▶ _To do_:
(1) Translate this sentence from the passage on memorable tourism experiences into Spanish: "The research universe is formed by Brazilians who have participated in at least one MTE in their life."
(2) According to the passage on memorable tourism experiences, how many valid questionnaires made up the sample?
(3) Repeat the part of the passage on memorable tourism experiences starting with "For example, Arnould" and going on through "(Tussyadiah & Fesenmaier, 2009).".

--- start Provided passage ---

Table 1 demonstrates how researchers commonly address MTE as a multidimensional construct. Also, there are qualitative and quantitative studies on the subject, with an advance in proposals and tests of scales in the last eight years. In some cases, the proposed dimensions present similarities. However, it is necessary to discuss the interdependence of the environmental, cultural, social and personal factors of the tourism experience, although they are recurrent factors in the literature of (broader) tourism experiences.
For example, Arnould and Price (1993) associate satisfaction of rafting adventure experiences with the connection to nature (environment), connection with others (interpersonal relationships) and self-refreshment (psychological and individual dimensions). Thus, the tourism experience associates with multiple interpretations, which permeate the environment, social relationships, and other components of the activity (Tussyadiah & Fesenmaier, 2009).
Finally, recent studies point to the prospect of finding the antecedents and consequences of the MTE. Therefore, the scale proposed in this study incorporates the dimensions as being interdependent and connected to the MTE. Moreover, it also tests the environmental, cultural, social and personal factors of the MTE, which is still a gap in MTE scales.
3. Method
The study aimed to propose and test a scale to assess MTEs. Therefore, we adopted a quantitative approach based on multivariate data analysis. Data were analysed using structural equation modelling software in Amos Graphics (CB-SEM), which involved a set of techniques and statistical tests aimed at proposing an exploratory model (Kline, 2011). The research universe is formed by Brazilians who have participated in at least one MTE in their life.
3.1 Sample
The sample consisted of 1,187 valid questionnaires and was nonprobabilistic, with some criteria set by the researchers. The criteria for voluntary participation in the study involved the need to be: a) Brazilian, over 18 years of age; b) have travelled at least once for leisure in the 24 months prior to data collection, and c) remember a memorable trip the respondent had already made to any national or international destination.
The sample complied with the recommendation of Hair, Anderson, Tatham, and Black (2005) to collect at least five times more observations than the number of variables to be analysed. The proportion of cases per variable in the study was 24.2, higher than the recommended number in the literature.
3.2 Instrument
This research assumes that the MTE is a second-order, multidimensional construct, according to studies indicated in the literature review. The research instrument is based on the study of Coelho (2017), which was supported by both qualitative studies and tested scales, already adapted to the Brazilian context. For the author, MTEs relates to tourists’ experiences with the environment, culture, interpersonal relationships and psychological perceptions. Besides, part of the scale, which included the dimensions Hedonism, Refreshment, Meaningfulness, and Involvement, had already been translated from the studies of Kim et al. (2012) and tested in the national context by Aroeira et al. (2016). A part of the items of the culture and novelty scales was translated by Aroeira et al. (2016), and other items were proposed and tested by Coelho (2017), such as Dream, Emotions, Relationship with Companions, Relationship with Tourists, and Relationship with Local Agents.
The knowledge dimension was excluded from the MTE scale based on studies by Aroeira et al. (2016), which indicated the merge of knowledge and local culture dimensions, indicating contextual features. The survey instrument also went through a pre-test, conducted with nine experts in tourism and marketing, which indicated, in writing, corrections and suggestions set out in the variables and pre-textual elements of the questionnaire. Also, 1,249 individuals responded to a pilot survey with the objective of scale refinement, as well as the test of the measurement model, confirming the exclusion of knowledge as an MTE dimension. Therefore, the final data collection (topic 3.3) took place without the knowledge dimension.

--- end Provided passage ---
--- start Data excerpts ---

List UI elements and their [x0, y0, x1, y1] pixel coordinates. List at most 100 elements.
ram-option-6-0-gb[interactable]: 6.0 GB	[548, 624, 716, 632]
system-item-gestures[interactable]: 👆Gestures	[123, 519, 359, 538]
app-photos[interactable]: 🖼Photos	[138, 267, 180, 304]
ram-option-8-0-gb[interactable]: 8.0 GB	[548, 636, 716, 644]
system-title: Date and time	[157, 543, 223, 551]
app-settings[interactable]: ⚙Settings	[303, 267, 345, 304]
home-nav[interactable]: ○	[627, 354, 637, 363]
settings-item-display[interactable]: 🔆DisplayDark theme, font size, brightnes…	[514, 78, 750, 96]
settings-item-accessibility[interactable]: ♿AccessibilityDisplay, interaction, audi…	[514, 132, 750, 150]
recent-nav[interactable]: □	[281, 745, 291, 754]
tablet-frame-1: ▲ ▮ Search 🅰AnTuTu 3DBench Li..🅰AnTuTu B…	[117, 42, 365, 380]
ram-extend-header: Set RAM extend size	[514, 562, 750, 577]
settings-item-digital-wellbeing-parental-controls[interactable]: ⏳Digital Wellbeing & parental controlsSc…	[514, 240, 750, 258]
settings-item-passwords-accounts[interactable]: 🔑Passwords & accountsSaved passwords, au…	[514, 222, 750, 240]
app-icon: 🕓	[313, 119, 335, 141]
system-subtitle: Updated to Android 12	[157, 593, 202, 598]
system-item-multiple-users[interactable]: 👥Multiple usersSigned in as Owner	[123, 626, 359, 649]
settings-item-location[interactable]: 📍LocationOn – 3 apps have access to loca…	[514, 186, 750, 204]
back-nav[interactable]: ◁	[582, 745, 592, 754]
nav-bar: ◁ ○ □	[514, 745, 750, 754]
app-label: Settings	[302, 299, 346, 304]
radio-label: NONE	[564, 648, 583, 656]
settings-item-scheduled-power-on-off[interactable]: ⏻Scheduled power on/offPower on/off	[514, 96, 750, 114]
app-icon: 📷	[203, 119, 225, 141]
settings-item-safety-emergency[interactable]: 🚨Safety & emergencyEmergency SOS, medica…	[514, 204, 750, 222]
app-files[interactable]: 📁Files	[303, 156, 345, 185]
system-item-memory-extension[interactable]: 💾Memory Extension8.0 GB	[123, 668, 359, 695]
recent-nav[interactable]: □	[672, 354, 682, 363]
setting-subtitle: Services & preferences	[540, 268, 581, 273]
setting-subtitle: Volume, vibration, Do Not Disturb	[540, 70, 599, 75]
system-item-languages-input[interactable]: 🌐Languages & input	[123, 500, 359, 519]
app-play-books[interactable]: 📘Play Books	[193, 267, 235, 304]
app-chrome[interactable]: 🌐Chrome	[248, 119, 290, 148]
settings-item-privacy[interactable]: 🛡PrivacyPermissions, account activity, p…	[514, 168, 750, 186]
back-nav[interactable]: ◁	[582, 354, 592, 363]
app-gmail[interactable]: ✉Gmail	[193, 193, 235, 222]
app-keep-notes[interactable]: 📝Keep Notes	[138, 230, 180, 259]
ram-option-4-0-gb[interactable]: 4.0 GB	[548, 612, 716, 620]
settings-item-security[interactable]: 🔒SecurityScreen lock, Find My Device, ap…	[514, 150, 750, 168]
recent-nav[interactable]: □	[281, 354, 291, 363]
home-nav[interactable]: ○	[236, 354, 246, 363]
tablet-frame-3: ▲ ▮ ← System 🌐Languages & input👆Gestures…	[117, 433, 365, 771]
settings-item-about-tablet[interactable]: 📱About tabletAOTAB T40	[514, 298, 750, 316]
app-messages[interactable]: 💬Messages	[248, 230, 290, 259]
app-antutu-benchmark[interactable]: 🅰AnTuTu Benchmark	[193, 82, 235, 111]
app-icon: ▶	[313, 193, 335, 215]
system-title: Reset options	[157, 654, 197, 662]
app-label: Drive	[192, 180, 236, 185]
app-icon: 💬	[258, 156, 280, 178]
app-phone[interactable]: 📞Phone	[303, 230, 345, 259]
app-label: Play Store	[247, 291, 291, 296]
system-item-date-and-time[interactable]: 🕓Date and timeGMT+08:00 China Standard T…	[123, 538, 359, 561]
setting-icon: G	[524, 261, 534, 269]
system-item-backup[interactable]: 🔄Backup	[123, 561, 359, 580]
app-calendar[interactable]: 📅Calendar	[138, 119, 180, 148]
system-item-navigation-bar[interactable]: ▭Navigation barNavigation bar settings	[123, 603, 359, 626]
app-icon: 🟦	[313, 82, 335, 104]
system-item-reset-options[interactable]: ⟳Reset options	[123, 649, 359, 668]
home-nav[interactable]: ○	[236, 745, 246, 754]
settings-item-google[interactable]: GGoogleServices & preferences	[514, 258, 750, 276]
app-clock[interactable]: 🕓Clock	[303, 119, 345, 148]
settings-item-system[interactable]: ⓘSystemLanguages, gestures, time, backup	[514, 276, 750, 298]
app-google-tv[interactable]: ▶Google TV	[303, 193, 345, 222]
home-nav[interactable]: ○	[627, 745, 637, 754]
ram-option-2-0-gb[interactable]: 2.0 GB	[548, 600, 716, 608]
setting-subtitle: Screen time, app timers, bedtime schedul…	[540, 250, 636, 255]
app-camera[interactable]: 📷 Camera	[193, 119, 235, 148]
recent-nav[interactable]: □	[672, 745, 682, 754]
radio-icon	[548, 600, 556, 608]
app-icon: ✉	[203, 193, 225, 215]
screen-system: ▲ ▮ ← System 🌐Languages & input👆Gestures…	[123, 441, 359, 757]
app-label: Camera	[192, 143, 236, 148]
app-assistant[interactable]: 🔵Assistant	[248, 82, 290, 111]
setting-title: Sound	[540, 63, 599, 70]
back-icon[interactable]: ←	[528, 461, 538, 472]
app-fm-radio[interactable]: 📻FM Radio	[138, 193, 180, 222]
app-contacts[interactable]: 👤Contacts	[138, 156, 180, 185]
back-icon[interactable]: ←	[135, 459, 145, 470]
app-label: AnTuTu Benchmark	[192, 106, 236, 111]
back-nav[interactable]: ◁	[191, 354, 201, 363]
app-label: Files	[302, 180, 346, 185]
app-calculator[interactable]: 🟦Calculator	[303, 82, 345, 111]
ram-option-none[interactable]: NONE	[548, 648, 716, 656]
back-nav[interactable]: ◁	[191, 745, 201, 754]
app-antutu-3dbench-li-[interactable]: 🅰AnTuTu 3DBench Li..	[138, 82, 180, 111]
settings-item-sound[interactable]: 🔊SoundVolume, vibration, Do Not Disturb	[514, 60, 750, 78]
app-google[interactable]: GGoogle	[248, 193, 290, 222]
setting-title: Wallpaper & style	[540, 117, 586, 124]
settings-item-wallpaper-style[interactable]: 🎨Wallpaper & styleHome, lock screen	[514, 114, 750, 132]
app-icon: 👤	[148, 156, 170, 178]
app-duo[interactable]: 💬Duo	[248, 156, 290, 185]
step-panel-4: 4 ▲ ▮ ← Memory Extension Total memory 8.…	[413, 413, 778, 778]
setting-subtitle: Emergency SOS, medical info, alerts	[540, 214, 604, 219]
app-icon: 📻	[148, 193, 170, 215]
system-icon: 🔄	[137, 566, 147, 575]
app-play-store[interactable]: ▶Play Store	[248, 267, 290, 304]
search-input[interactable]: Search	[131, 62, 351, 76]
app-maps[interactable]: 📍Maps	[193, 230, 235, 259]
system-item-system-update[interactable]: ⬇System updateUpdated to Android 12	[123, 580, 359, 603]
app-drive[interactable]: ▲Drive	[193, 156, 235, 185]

--- end Data excerpts ---

▶ _Task answers_:
(1) El universo de la investigación está formado por brasileños que han participado en al menos una MTE en su vida.

(2) 1,187

(3)
For example, Arnould and Price (1993) associate satisfaction of rafting adventure experiences with the connection to nature (environment), connection with others (interpersonal relationships) and self-refreshment (psychological and individual dimensions). Thus, the tourism experience associates with multiple interpretations, which permeate the environment, social relationships, and other components of the activity (Tussyadiah & Fesenmaier, 2009).